begin
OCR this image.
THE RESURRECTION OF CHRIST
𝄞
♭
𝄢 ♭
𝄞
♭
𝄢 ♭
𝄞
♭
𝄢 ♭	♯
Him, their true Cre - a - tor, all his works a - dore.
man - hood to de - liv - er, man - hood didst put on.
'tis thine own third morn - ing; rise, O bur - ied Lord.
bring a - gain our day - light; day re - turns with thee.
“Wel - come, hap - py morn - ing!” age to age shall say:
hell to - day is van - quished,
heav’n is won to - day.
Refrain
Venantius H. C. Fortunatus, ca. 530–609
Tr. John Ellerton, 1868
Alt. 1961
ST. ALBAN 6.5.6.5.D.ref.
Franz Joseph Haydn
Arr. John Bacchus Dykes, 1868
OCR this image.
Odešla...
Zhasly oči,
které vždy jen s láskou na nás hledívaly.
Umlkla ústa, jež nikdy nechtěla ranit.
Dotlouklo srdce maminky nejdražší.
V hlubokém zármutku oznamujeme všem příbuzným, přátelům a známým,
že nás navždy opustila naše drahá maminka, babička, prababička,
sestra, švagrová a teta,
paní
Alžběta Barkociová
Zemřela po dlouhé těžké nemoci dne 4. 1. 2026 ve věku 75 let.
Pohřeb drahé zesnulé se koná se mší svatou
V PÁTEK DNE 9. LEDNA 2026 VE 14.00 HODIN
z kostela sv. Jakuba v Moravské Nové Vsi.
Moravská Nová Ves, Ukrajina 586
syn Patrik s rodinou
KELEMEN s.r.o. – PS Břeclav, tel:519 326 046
end
Aim.
Check each line of the entries above for the word "John". List the ones that have it.

Written answer.
Tr. John Ellerton, 1868
Arr. John Bacchus Dykes, 1868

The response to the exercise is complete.